▶ _GIVEN RECORDS_:
--------------------------------
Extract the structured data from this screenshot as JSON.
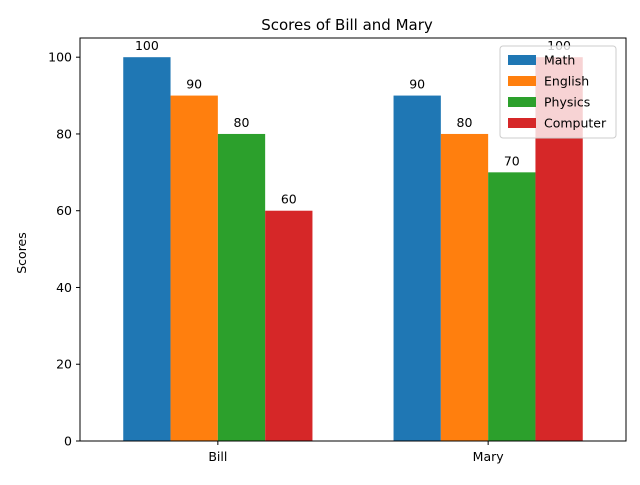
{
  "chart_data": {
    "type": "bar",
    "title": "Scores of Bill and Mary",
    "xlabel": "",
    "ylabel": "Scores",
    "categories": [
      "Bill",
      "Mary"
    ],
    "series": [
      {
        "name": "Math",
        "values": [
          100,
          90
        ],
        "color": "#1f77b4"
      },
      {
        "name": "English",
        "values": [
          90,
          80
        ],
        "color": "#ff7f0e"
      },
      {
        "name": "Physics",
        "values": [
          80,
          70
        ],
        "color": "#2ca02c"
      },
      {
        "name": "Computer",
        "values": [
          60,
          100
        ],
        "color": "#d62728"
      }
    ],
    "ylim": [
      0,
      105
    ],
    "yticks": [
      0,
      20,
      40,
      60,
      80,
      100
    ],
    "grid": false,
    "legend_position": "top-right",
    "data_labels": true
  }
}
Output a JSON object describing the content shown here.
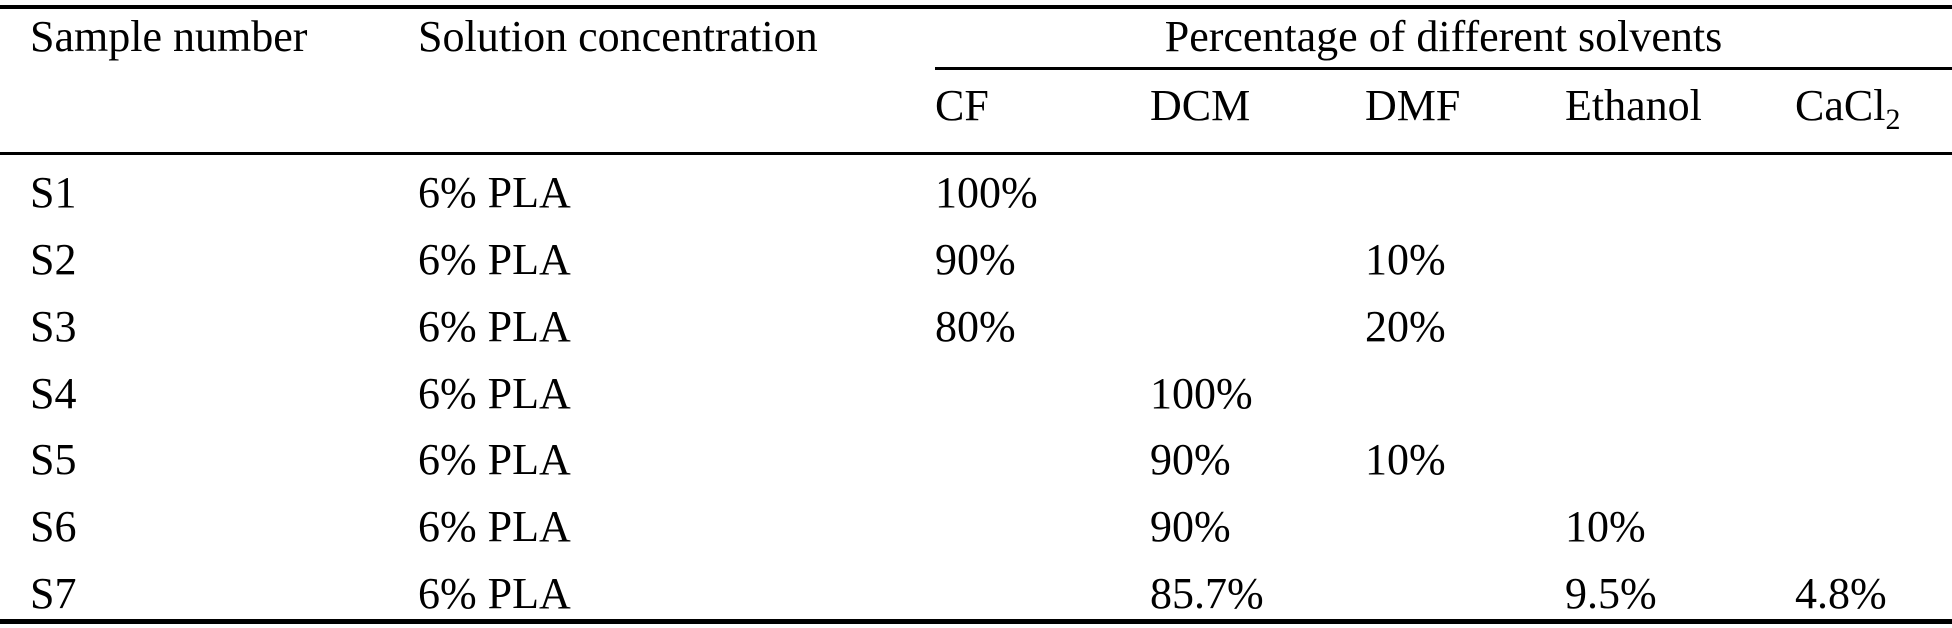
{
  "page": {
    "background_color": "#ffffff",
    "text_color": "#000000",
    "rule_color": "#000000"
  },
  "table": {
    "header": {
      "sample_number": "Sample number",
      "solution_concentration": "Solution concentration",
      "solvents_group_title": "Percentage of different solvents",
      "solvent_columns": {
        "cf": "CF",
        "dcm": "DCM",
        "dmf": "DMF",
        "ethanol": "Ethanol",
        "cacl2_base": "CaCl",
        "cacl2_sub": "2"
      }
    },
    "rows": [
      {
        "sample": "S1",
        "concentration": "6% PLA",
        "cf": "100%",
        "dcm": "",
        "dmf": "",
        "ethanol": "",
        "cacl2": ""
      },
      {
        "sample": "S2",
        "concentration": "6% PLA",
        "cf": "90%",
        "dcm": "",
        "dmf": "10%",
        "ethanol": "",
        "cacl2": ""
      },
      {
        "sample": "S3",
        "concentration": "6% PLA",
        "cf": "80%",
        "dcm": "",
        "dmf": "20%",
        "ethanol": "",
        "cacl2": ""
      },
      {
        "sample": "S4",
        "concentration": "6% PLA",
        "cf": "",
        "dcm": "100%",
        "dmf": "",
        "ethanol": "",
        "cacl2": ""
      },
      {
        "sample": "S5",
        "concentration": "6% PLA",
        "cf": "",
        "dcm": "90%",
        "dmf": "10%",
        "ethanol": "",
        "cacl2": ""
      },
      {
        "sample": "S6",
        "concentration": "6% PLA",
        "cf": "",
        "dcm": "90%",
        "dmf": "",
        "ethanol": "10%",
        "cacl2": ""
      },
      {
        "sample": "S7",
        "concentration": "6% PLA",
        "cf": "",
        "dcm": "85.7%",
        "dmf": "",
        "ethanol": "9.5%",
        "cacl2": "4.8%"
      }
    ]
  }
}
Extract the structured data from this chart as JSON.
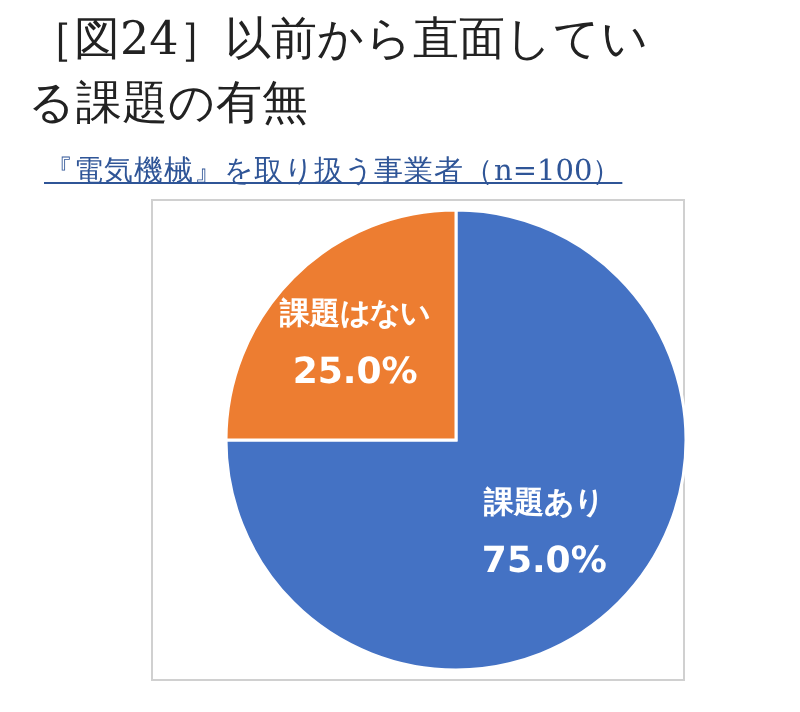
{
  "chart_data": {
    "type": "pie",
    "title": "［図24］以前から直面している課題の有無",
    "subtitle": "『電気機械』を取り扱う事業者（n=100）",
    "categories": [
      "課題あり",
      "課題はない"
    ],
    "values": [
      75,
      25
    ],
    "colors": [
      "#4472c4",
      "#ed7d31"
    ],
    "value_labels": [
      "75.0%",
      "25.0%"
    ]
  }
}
--------------------------------
▶ _EXERCISE DIRECTIONS_: Leaving all pictures aside, quote each record exactly.

▶ _REPLY_:
Extract the structured data from this screenshot as JSON.
{
  "chart_data": {
    "type": "bar",
    "title": "Scores of Bill and Mary",
    "xlabel": "",
    "ylabel": "Scores",
    "categories": [
      "Bill",
      "Mary"
    ],
    "series": [
      {
        "name": "Math",
        "values": [
          100,
          90
        ],
        "color": "#1f77b4"
      },
      {
        "name": "English",
        "values": [
          90,
          80
        ],
        "color": "#ff7f0e"
      },
      {
        "name": "Physics",
        "values": [
          80,
          70
        ],
        "color": "#2ca02c"
      },
      {
        "name": "Computer",
        "values": [
          60,
          100
        ],
        "color": "#d62728"
      }
    ],
    "ylim": [
      0,
      105
    ],
    "yticks": [
      0,
      20,
      40,
      60,
      80,
      100
    ],
    "grid": false,
    "legend_position": "top-right",
    "data_labels": true
  }
}
Output a JSON object describing the content shown here.
{
  "page": {
    "background_color": "#ffffff",
    "text_color": "#000000",
    "rule_color": "#000000"
  },
  "table": {
    "header": {
      "sample_number": "Sample number",
      "solution_concentration": "Solution concentration",
      "solvents_group_title": "Percentage of different solvents",
      "solvent_columns": {
        "cf": "CF",
        "dcm": "DCM",
        "dmf": "DMF",
        "ethanol": "Ethanol",
        "cacl2_base": "CaCl",
        "cacl2_sub": "2"
      }
    },
    "rows": [
      {
        "sample": "S1",
        "concentration": "6% PLA",
        "cf": "100%",
        "dcm": "",
        "dmf": "",
        "ethanol": "",
        "cacl2": ""
      },
      {
        "sample": "S2",
        "concentration": "6% PLA",
        "cf": "90%",
        "dcm": "",
        "dmf": "10%",
        "ethanol": "",
        "cacl2": ""
      },
      {
        "sample": "S3",
        "concentration": "6% PLA",
        "cf": "80%",
        "dcm": "",
        "dmf": "20%",
        "ethanol": "",
        "cacl2": ""
      },
      {
        "sample": "S4",
        "concentration": "6% PLA",
        "cf": "",
        "dcm": "100%",
        "dmf": "",
        "ethanol": "",
        "cacl2": ""
      },
      {
        "sample": "S5",
        "concentration": "6% PLA",
        "cf": "",
        "dcm": "90%",
        "dmf": "10%",
        "ethanol": "",
        "cacl2": ""
      },
      {
        "sample": "S6",
        "concentration": "6% PLA",
        "cf": "",
        "dcm": "90%",
        "dmf": "",
        "ethanol": "10%",
        "cacl2": ""
      },
      {
        "sample": "S7",
        "concentration": "6% PLA",
        "cf": "",
        "dcm": "85.7%",
        "dmf": "",
        "ethanol": "9.5%",
        "cacl2": "4.8%"
      }
    ]
  }
}
Extract the structured data from this chart as JSON.
{
  "chart_data": {
    "type": "pie",
    "title": "［図24］以前から直面している課題の有無",
    "subtitle": "『電気機械』を取り扱う事業者（n=100）",
    "categories": [
      "課題あり",
      "課題はない"
    ],
    "values": [
      75,
      25
    ],
    "colors": [
      "#4472c4",
      "#ed7d31"
    ],
    "value_labels": [
      "75.0%",
      "25.0%"
    ]
  }
}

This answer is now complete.